(THE TASK): Transcribe the listing word for word.

Stored data entries
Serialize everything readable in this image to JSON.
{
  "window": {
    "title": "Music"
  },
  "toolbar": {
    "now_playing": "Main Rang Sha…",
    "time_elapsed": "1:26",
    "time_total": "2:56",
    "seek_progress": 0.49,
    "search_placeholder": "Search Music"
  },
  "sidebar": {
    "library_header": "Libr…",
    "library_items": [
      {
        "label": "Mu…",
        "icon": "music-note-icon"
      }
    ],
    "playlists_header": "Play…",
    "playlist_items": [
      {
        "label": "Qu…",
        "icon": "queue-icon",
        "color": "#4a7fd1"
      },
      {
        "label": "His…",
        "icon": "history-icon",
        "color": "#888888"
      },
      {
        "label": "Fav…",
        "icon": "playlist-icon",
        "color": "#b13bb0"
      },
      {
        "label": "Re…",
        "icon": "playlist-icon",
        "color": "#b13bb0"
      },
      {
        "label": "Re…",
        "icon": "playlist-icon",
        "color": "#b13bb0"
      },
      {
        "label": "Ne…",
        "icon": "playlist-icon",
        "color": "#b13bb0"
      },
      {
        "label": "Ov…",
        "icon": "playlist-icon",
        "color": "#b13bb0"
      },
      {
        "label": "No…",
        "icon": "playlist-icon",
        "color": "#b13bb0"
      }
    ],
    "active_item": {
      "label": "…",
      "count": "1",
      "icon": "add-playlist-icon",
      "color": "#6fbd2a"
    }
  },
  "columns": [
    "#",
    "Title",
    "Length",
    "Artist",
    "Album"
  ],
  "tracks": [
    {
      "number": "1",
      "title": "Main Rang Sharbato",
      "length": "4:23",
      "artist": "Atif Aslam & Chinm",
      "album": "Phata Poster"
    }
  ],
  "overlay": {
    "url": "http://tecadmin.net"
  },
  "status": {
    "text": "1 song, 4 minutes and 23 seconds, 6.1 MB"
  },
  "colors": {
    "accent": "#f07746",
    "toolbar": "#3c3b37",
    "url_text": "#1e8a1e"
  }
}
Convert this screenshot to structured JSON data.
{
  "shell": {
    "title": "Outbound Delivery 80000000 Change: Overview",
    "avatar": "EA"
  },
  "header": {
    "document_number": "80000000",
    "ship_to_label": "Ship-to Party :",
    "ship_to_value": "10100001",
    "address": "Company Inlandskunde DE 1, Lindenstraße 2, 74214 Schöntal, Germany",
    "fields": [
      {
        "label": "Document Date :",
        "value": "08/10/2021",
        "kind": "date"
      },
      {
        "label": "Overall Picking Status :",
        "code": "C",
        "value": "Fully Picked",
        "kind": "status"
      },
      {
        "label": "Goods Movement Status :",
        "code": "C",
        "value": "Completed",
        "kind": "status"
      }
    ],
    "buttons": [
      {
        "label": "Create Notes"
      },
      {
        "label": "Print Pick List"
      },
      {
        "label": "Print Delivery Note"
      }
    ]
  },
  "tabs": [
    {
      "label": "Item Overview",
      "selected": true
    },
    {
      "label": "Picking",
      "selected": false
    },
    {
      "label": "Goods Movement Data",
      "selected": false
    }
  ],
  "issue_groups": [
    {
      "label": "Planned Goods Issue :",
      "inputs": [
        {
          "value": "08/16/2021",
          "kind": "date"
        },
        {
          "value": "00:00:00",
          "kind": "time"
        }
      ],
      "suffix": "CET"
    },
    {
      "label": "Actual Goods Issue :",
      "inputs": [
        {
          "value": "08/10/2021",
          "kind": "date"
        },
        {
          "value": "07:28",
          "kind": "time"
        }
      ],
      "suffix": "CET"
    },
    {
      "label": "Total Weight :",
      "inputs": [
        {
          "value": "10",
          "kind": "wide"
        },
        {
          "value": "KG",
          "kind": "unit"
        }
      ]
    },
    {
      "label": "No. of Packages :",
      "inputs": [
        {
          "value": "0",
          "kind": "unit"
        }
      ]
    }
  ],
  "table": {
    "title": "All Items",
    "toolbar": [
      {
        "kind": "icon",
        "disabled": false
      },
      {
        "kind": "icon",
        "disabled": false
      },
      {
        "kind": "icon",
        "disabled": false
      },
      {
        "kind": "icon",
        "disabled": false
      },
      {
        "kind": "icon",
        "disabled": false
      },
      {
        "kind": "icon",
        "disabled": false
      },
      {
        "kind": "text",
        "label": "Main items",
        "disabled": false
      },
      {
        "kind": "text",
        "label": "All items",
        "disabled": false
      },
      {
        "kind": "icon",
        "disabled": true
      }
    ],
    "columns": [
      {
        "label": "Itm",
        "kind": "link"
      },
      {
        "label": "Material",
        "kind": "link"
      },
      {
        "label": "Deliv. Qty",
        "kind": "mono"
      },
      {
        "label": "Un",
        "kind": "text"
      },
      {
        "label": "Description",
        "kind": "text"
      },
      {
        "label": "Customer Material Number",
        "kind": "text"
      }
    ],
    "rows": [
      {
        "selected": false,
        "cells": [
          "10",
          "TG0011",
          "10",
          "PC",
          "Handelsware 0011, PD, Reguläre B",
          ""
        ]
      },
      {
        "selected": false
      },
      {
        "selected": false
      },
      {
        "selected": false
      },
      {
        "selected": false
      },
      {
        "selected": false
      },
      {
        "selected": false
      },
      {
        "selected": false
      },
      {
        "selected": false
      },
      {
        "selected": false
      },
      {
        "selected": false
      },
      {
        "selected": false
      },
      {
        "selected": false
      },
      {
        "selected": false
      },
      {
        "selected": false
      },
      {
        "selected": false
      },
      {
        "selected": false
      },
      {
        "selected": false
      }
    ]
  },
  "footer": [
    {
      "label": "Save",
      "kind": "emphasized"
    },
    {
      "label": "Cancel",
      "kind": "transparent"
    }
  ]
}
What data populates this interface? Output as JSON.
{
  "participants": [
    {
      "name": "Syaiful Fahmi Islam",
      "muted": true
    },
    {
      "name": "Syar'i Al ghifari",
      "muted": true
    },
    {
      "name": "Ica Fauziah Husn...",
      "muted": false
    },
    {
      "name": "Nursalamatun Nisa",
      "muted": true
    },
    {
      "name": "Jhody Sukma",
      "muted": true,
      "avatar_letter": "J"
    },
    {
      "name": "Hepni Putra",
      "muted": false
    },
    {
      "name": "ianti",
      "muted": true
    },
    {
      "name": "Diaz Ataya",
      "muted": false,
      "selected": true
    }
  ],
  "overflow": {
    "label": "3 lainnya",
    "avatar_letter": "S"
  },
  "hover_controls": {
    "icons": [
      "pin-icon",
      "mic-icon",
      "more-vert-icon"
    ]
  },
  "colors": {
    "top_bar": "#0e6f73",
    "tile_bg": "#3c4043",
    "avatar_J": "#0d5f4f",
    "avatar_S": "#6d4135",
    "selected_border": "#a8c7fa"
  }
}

(COMPLETE OUTPUT):
Serialize everything readable in this image to JSON.
{
  "window": {
    "title": "Music"
  },
  "toolbar": {
    "now_playing": "Main Rang Sha…",
    "time_elapsed": "1:26",
    "time_total": "2:56",
    "seek_progress": 0.49,
    "search_placeholder": "Search Music"
  },
  "sidebar": {
    "library_header": "Libr…",
    "library_items": [
      {
        "label": "Mu…",
        "icon": "music-note-icon"
      }
    ],
    "playlists_header": "Play…",
    "playlist_items": [
      {
        "label": "Qu…",
        "icon": "queue-icon",
        "color": "#4a7fd1"
      },
      {
        "label": "His…",
        "icon": "history-icon",
        "color": "#888888"
      },
      {
        "label": "Fav…",
        "icon": "playlist-icon",
        "color": "#b13bb0"
      },
      {
        "label": "Re…",
        "icon": "playlist-icon",
        "color": "#b13bb0"
      },
      {
        "label": "Re…",
        "icon": "playlist-icon",
        "color": "#b13bb0"
      },
      {
        "label": "Ne…",
        "icon": "playlist-icon",
        "color": "#b13bb0"
      },
      {
        "label": "Ov…",
        "icon": "playlist-icon",
        "color": "#b13bb0"
      },
      {
        "label": "No…",
        "icon": "playlist-icon",
        "color": "#b13bb0"
      }
    ],
    "active_item": {
      "label": "…",
      "count": "1",
      "icon": "add-playlist-icon",
      "color": "#6fbd2a"
    }
  },
  "columns": [
    "#",
    "Title",
    "Length",
    "Artist",
    "Album"
  ],
  "tracks": [
    {
      "number": "1",
      "title": "Main Rang Sharbato",
      "length": "4:23",
      "artist": "Atif Aslam & Chinm",
      "album": "Phata Poster"
    }
  ],
  "overlay": {
    "url": "http://tecadmin.net"
  },
  "status": {
    "text": "1 song, 4 minutes and 23 seconds, 6.1 MB"
  },
  "colors": {
    "accent": "#f07746",
    "toolbar": "#3c3b37",
    "url_text": "#1e8a1e"
  }
}
Convert this screenshot to structured JSON data.
{
  "shell": {
    "title": "Outbound Delivery 80000000 Change: Overview",
    "avatar": "EA"
  },
  "header": {
    "document_number": "80000000",
    "ship_to_label": "Ship-to Party :",
    "ship_to_value": "10100001",
    "address": "Company Inlandskunde DE 1, Lindenstraße 2, 74214 Schöntal, Germany",
    "fields": [
      {
        "label": "Document Date :",
        "value": "08/10/2021",
        "kind": "date"
      },
      {
        "label": "Overall Picking Status :",
        "code": "C",
        "value": "Fully Picked",
        "kind": "status"
      },
      {
        "label": "Goods Movement Status :",
        "code": "C",
        "value": "Completed",
        "kind": "status"
      }
    ],
    "buttons": [
      {
        "label": "Create Notes"
      },
      {
        "label": "Print Pick List"
      },
      {
        "label": "Print Delivery Note"
      }
    ]
  },
  "tabs": [
    {
      "label": "Item Overview",
      "selected": true
    },
    {
      "label": "Picking",
      "selected": false
    },
    {
      "label": "Goods Movement Data",
      "selected": false
    }
  ],
  "issue_groups": [
    {
      "label": "Planned Goods Issue :",
      "inputs": [
        {
          "value": "08/16/2021",
          "kind": "date"
        },
        {
          "value": "00:00:00",
          "kind": "time"
        }
      ],
      "suffix": "CET"
    },
    {
      "label": "Actual Goods Issue :",
      "inputs": [
        {
          "value": "08/10/2021",
          "kind": "date"
        },
        {
          "value": "07:28",
          "kind": "time"
        }
      ],
      "suffix": "CET"
    },
    {
      "label": "Total Weight :",
      "inputs": [
        {
          "value": "10",
          "kind": "wide"
        },
        {
          "value": "KG",
          "kind": "unit"
        }
      ]
    },
    {
      "label": "No. of Packages :",
      "inputs": [
        {
          "value": "0",
          "kind": "unit"
        }
      ]
    }
  ],
  "table": {
    "title": "All Items",
    "toolbar": [
      {
        "kind": "icon",
        "disabled": false
      },
      {
        "kind": "icon",
        "disabled": false
      },
      {
        "kind": "icon",
        "disabled": false
      },
      {
        "kind": "icon",
        "disabled": false
      },
      {
        "kind": "icon",
        "disabled": false
      },
      {
        "kind": "icon",
        "disabled": false
      },
      {
        "kind": "text",
        "label": "Main items",
        "disabled": false
      },
      {
        "kind": "text",
        "label": "All items",
        "disabled": false
      },
      {
        "kind": "icon",
        "disabled": true
      }
    ],
    "columns": [
      {
        "label": "Itm",
        "kind": "link"
      },
      {
        "label": "Material",
        "kind": "link"
      },
      {
        "label": "Deliv. Qty",
        "kind": "mono"
      },
      {
        "label": "Un",
        "kind": "text"
      },
      {
        "label": "Description",
        "kind": "text"
      },
      {
        "label": "Customer Material Number",
        "kind": "text"
      }
    ],
    "rows": [
      {
        "selected": false,
        "cells": [
          "10",
          "TG0011",
          "10",
          "PC",
          "Handelsware 0011, PD, Reguläre B",
          ""
        ]
      },
      {
        "selected": false
      },
      {
        "selected": false
      },
      {
        "selected": false
      },
      {
        "selected": false
      },
      {
        "selected": false
      },
      {
        "selected": false
      },
      {
        "selected": false
      },
      {
        "selected": false
      },
      {
        "selected": false
      },
      {
        "selected": false
      },
      {
        "selected": false
      },
      {
        "selected": false
      },
      {
        "selected": false
      },
      {
        "selected": false
      },
      {
        "selected": false
      },
      {
        "selected": false
      },
      {
        "selected": false
      }
    ]
  },
  "footer": [
    {
      "label": "Save",
      "kind": "emphasized"
    },
    {
      "label": "Cancel",
      "kind": "transparent"
    }
  ]
}
What data populates this interface? Output as JSON.
{
  "participants": [
    {
      "name": "Syaiful Fahmi Islam",
      "muted": true
    },
    {
      "name": "Syar'i Al ghifari",
      "muted": true
    },
    {
      "name": "Ica Fauziah Husn...",
      "muted": false
    },
    {
      "name": "Nursalamatun Nisa",
      "muted": true
    },
    {
      "name": "Jhody Sukma",
      "muted": true,
      "avatar_letter": "J"
    },
    {
      "name": "Hepni Putra",
      "muted": false
    },
    {
      "name": "ianti",
      "muted": true
    },
    {
      "name": "Diaz Ataya",
      "muted": false,
      "selected": true
    }
  ],
  "overflow": {
    "label": "3 lainnya",
    "avatar_letter": "S"
  },
  "hover_controls": {
    "icons": [
      "pin-icon",
      "mic-icon",
      "more-vert-icon"
    ]
  },
  "colors": {
    "top_bar": "#0e6f73",
    "tile_bg": "#3c4043",
    "avatar_J": "#0d5f4f",
    "avatar_S": "#6d4135",
    "selected_border": "#a8c7fa"
  }
}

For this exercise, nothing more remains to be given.